To be done.
Will you output the entries below exactly, skipping every image they contain?

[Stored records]
<<<<
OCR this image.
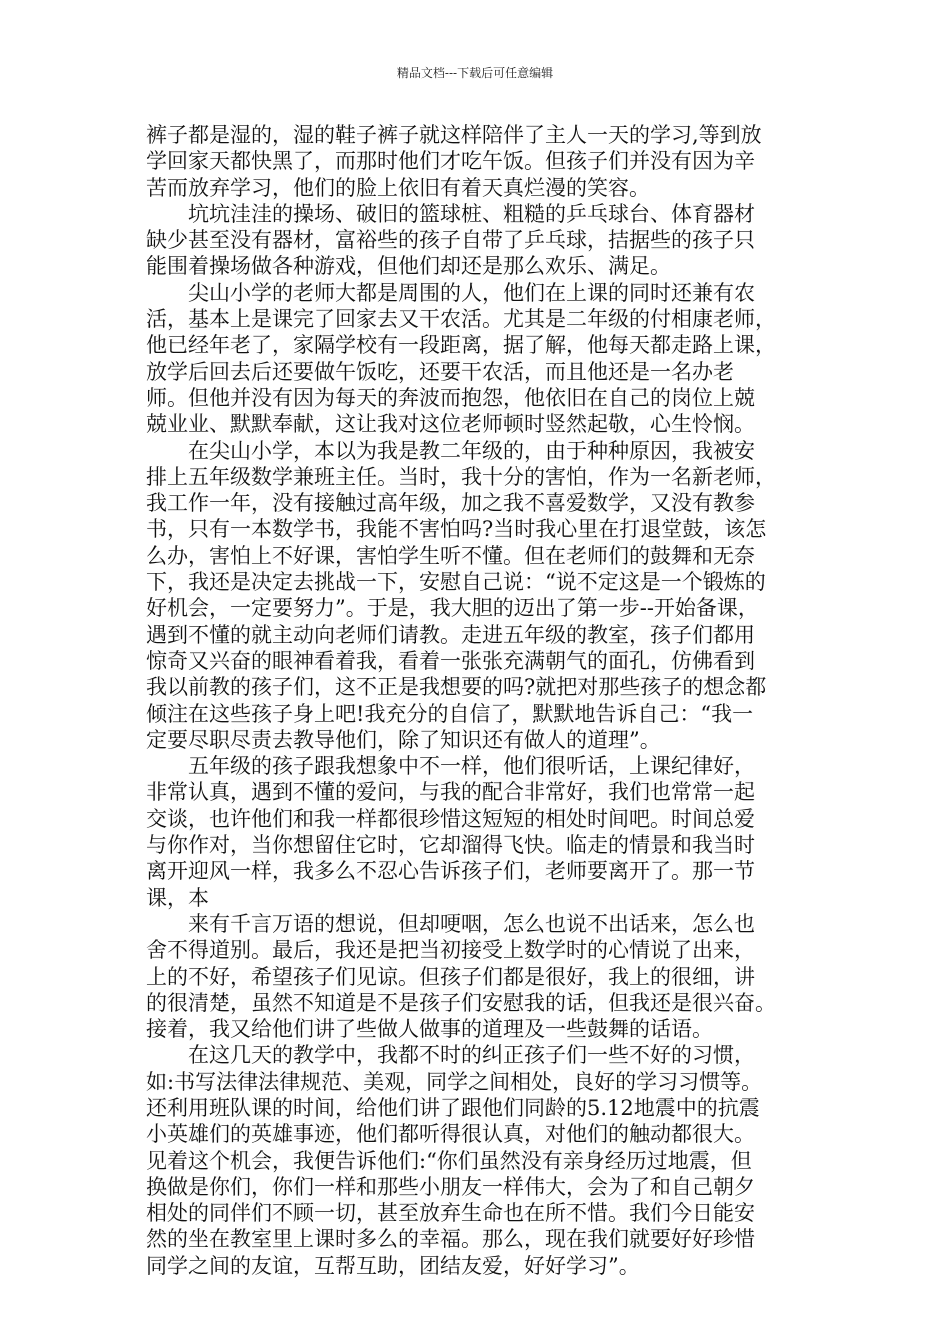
精品文档---下载后可任意编辑
裤子都是湿的，湿的鞋子裤子就这样陪伴了主人一天的学习,等到放
学回家天都快黑了，而那时他们才吃午饭。但孩子们并没有因为辛
苦而放弃学习，他们的脸上依旧有着天真烂漫的笑容。
坑坑洼洼的操场、破旧的篮球桩、粗糙的乒乓球台、体育器材
缺少甚至没有器材，富裕些的孩子自带了乒乓球，拮据些的孩子只
能围着操场做各种游戏，但他们却还是那么欢乐、满足。
尖山小学的老师大都是周围的人，他们在上课的同时还兼有农
活，基本上是课完了回家去又干农活。尤其是二年级的付相康老师，
他已经年老了，家隔学校有一段距离，据了解，他每天都走路上课，
放学后回去后还要做午饭吃，还要干农活，而且他还是一名办老
师。但他并没有因为每天的奔波而抱怨，他依旧在自己的岗位上兢
兢业业、默默奉献，这让我对这位老师顿时竖然起敬，心生怜悯。
在尖山小学，本以为我是教二年级的，由于种种原因，我被安
排上五年级数学兼班主任。当时，我十分的害怕，作为一名新老师，
我工作一年，没有接触过高年级，加之我不喜爱数学，又没有教参
书，只有一本数学书，我能不害怕吗?当时我心里在打退堂鼓，该怎
么办，害怕上不好课，害怕学生听不懂。但在老师们的鼓舞和无奈
下，我还是决定去挑战一下，安慰自己说：“说不定这是一个锻炼的
好机会，一定要努力”。于是，我大胆的迈出了第一步--开始备课，
遇到不懂的就主动向老师们请教。走进五年级的教室，孩子们都用
惊奇又兴奋的眼神看着我，看着一张张充满朝气的面孔，仿佛看到
我以前教的孩子们，这不正是我想要的吗?就把对那些孩子的想念都
倾注在这些孩子身上吧!我充分的自信了，默默地告诉自己：“我一
定要尽职尽责去教导他们，除了知识还有做人的道理”。
五年级的孩子跟我想象中不一样，他们很听话，上课纪律好，
非常认真，遇到不懂的爱问，与我的配合非常好，我们也常常一起
交谈，也许他们和我一样都很珍惜这短短的相处时间吧。时间总爱
与你作对，当你想留住它时，它却溜得飞快。临走的情景和我当时
离开迎风一样，我多么不忍心告诉孩子们，老师要离开了。那一节
课，本
来有千言万语的想说，但却哽咽，怎么也说不出话来，怎么也
舍不得道别。最后，我还是把当初接受上数学时的心情说了出来，
上的不好，希望孩子们见谅。但孩子们都是很好，我上的很细，讲
的很清楚，虽然不知道是不是孩子们安慰我的话，但我还是很兴奋。
接着，我又给他们讲了些做人做事的道理及一些鼓舞的话语。
在这几天的教学中，我都不时的纠正孩子们一些不好的习惯，
如:书写法律法律规范、美观，同学之间相处，良好的学习习惯等。
还利用班队课的时间，给他们讲了跟他们同龄的5.12地震中的抗震
小英雄们的英雄事迹，他们都听得很认真，对他们的触动都很大。
见着这个机会，我便告诉他们:“你们虽然没有亲身经历过地震，但
换做是你们，你们一样和那些小朋友一样伟大，会为了和自己朝夕
相处的同伴们不顾一切，甚至放弃生命也在所不惜。我们今日能安
然的坐在教室里上课时多么的幸福。那么，现在我们就要好好珍惜
同学之间的友谊，互帮互助，团结友爱，好好学习”。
>>>>
Response to the task.
OCR this image.
精品文档---下载后可任意编辑
裤子都是湿的，湿的鞋子裤子就这样陪伴了主人一天的学习,等到放
学回家天都快黑了，而那时他们才吃午饭。但孩子们并没有因为辛
苦而放弃学习，他们的脸上依旧有着天真烂漫的笑容。
坑坑洼洼的操场、破旧的篮球桩、粗糙的乒乓球台、体育器材
缺少甚至没有器材，富裕些的孩子自带了乒乓球，拮据些的孩子只
能围着操场做各种游戏，但他们却还是那么欢乐、满足。
尖山小学的老师大都是周围的人，他们在上课的同时还兼有农
活，基本上是课完了回家去又干农活。尤其是二年级的付相康老师，
他已经年老了，家隔学校有一段距离，据了解，他每天都走路上课，
放学后回去后还要做午饭吃，还要干农活，而且他还是一名办老
师。但他并没有因为每天的奔波而抱怨，他依旧在自己的岗位上兢
兢业业、默默奉献，这让我对这位老师顿时竖然起敬，心生怜悯。
在尖山小学，本以为我是教二年级的，由于种种原因，我被安
排上五年级数学兼班主任。当时，我十分的害怕，作为一名新老师，
我工作一年，没有接触过高年级，加之我不喜爱数学，又没有教参
书，只有一本数学书，我能不害怕吗?当时我心里在打退堂鼓，该怎
么办，害怕上不好课，害怕学生听不懂。但在老师们的鼓舞和无奈
下，我还是决定去挑战一下，安慰自己说：“说不定这是一个锻炼的
好机会，一定要努力”。于是，我大胆的迈出了第一步--开始备课，
遇到不懂的就主动向老师们请教。走进五年级的教室，孩子们都用
惊奇又兴奋的眼神看着我，看着一张张充满朝气的面孔，仿佛看到
我以前教的孩子们，这不正是我想要的吗?就把对那些孩子的想念都
倾注在这些孩子身上吧!我充分的自信了，默默地告诉自己：“我一
定要尽职尽责去教导他们，除了知识还有做人的道理”。
五年级的孩子跟我想象中不一样，他们很听话，上课纪律好，
非常认真，遇到不懂的爱问，与我的配合非常好，我们也常常一起
交谈，也许他们和我一样都很珍惜这短短的相处时间吧。时间总爱
与你作对，当你想留住它时，它却溜得飞快。临走的情景和我当时
离开迎风一样，我多么不忍心告诉孩子们，老师要离开了。那一节
课，本
来有千言万语的想说，但却哽咽，怎么也说不出话来，怎么也
舍不得道别。最后，我还是把当初接受上数学时的心情说了出来，
上的不好，希望孩子们见谅。但孩子们都是很好，我上的很细，讲
的很清楚，虽然不知道是不是孩子们安慰我的话，但我还是很兴奋。
接着，我又给他们讲了些做人做事的道理及一些鼓舞的话语。
在这几天的教学中，我都不时的纠正孩子们一些不好的习惯，
如:书写法律法律规范、美观，同学之间相处，良好的学习习惯等。
还利用班队课的时间，给他们讲了跟他们同龄的5.12地震中的抗震
小英雄们的英雄事迹，他们都听得很认真，对他们的触动都很大。
见着这个机会，我便告诉他们:“你们虽然没有亲身经历过地震，但
换做是你们，你们一样和那些小朋友一样伟大，会为了和自己朝夕
相处的同伴们不顾一切，甚至放弃生命也在所不惜。我们今日能安
然的坐在教室里上课时多么的幸福。那么，现在我们就要好好珍惜
同学之间的友谊，互帮互助，团结友爱，好好学习”。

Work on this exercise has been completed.